▸ Material for this task:

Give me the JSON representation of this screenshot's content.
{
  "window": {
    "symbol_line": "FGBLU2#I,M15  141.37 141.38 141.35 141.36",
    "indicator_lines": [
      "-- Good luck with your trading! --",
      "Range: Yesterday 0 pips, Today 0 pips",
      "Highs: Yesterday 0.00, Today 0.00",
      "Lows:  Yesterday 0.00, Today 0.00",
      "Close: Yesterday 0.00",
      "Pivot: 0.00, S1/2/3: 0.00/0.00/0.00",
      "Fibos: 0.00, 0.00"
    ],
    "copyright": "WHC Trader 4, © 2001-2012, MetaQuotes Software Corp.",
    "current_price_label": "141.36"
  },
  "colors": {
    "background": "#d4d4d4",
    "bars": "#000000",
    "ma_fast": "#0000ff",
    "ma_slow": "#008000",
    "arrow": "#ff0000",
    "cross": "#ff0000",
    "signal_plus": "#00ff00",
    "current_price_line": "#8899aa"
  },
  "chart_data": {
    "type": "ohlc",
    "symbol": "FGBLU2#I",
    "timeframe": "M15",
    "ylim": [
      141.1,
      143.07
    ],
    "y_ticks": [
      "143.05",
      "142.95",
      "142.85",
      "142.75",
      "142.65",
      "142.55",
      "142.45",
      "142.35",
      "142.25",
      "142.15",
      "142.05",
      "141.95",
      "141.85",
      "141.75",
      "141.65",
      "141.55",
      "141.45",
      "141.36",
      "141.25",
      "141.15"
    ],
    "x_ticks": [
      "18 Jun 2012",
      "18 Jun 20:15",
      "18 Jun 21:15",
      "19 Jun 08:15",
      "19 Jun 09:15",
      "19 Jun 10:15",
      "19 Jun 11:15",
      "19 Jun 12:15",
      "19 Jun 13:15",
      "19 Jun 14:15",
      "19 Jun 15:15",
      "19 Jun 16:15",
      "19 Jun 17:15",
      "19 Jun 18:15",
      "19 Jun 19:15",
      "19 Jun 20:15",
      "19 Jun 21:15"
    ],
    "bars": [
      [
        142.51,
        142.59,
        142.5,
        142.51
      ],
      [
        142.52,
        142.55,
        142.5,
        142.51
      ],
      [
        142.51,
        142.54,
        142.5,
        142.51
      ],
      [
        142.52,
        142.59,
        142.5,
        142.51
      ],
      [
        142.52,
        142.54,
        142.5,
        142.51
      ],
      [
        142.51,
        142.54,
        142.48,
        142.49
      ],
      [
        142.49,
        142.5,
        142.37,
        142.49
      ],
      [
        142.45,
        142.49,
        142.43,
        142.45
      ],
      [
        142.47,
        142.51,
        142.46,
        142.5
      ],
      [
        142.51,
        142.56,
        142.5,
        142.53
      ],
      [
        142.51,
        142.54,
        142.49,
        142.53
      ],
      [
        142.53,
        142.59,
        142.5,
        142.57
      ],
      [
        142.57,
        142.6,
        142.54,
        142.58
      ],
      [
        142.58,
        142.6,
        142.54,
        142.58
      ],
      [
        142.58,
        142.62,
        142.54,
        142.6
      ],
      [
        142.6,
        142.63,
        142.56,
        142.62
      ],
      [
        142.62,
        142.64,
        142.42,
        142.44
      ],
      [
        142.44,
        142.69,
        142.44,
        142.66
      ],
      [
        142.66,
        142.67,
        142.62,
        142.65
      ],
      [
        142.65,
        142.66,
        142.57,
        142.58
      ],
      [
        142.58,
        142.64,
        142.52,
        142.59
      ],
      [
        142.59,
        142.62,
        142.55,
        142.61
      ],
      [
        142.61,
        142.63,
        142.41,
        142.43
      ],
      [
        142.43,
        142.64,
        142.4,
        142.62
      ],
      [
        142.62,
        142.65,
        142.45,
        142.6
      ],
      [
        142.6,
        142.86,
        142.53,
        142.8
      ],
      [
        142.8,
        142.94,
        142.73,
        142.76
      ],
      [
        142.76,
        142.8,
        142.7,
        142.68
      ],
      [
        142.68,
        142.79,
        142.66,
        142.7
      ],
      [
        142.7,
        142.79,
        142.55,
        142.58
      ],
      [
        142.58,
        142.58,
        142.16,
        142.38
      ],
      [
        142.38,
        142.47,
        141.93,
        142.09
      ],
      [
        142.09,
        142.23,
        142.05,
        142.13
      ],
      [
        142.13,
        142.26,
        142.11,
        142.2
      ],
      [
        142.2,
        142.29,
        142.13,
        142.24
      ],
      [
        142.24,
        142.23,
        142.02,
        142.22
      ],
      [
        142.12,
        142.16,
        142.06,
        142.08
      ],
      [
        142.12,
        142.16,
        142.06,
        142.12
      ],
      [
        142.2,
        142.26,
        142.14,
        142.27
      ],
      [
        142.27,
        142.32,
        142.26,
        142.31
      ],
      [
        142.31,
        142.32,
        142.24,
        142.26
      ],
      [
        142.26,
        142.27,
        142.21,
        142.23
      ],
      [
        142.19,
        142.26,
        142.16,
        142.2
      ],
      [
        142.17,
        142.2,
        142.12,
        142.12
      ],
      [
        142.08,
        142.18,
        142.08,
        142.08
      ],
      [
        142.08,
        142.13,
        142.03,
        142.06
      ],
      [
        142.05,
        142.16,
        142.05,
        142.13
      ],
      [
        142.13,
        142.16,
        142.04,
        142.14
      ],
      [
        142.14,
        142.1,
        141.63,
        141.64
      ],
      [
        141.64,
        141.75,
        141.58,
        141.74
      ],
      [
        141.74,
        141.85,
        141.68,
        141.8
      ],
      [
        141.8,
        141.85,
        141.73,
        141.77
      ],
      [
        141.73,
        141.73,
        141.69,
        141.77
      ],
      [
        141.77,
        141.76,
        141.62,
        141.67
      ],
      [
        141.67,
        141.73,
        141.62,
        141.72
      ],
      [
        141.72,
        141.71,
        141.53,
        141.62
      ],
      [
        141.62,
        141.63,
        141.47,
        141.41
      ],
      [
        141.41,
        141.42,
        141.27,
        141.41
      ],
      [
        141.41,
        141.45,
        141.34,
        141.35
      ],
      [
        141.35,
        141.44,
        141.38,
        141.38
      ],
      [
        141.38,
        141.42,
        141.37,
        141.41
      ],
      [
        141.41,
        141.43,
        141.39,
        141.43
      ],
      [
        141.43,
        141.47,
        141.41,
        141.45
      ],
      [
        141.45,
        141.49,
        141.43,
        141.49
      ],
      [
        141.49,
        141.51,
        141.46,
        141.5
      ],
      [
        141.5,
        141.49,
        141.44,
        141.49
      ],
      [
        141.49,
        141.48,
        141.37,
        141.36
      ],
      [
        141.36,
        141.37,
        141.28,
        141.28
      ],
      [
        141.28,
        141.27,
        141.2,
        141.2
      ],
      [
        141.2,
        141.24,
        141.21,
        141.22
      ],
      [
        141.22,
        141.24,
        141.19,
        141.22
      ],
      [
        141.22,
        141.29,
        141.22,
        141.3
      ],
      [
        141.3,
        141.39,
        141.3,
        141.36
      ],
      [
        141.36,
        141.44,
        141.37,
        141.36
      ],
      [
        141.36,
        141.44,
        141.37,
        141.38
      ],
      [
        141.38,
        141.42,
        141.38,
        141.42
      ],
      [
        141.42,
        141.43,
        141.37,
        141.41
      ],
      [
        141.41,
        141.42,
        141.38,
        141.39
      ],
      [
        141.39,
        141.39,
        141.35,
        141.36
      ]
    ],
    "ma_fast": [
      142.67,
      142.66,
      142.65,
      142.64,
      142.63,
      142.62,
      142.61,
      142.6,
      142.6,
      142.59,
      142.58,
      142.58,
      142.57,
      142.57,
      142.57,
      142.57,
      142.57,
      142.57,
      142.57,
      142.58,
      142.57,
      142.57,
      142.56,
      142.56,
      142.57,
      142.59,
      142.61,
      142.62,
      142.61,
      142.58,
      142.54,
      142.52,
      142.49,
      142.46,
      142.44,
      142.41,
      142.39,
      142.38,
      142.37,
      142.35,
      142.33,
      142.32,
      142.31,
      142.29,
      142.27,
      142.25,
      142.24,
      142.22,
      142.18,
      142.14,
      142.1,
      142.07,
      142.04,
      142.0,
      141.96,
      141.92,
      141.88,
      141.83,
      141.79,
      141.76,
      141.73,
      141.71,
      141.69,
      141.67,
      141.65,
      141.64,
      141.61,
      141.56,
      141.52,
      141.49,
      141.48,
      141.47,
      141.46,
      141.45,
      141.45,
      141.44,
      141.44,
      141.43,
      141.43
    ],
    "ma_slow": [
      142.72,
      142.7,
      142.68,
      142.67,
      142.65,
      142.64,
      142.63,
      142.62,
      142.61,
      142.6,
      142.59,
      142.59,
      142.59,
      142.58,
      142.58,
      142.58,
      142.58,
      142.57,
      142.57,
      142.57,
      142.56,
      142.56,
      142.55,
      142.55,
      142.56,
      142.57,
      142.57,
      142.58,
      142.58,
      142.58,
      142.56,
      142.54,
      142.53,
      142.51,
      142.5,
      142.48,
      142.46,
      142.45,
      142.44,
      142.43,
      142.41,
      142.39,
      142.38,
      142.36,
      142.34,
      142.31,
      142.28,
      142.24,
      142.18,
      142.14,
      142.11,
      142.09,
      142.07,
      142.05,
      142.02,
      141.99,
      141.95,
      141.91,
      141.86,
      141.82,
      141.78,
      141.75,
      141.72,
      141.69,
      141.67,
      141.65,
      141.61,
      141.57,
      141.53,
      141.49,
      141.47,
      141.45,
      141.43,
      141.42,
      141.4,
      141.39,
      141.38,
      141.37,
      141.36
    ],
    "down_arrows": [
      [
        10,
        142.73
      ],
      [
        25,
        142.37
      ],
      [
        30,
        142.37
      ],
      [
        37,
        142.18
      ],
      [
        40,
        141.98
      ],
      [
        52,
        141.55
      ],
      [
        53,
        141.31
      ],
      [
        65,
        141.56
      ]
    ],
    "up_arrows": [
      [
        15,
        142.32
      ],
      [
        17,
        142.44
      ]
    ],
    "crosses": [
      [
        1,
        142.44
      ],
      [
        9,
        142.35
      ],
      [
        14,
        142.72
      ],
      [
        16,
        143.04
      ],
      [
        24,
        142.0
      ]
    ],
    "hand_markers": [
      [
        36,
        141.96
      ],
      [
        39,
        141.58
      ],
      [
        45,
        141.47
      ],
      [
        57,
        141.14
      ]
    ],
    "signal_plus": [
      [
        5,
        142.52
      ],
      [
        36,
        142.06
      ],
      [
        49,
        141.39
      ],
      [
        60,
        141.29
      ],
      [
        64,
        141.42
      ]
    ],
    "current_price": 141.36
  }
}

▸ Short problem: Pull every line containing the word "Today" out of the material.

▸ Finished answer:
      "Range: Yesterday 0 pips, Today 0 pips",
      "Highs: Yesterday 0.00, Today 0.00",
      "Lows:  Yesterday 0.00, Today 0.00",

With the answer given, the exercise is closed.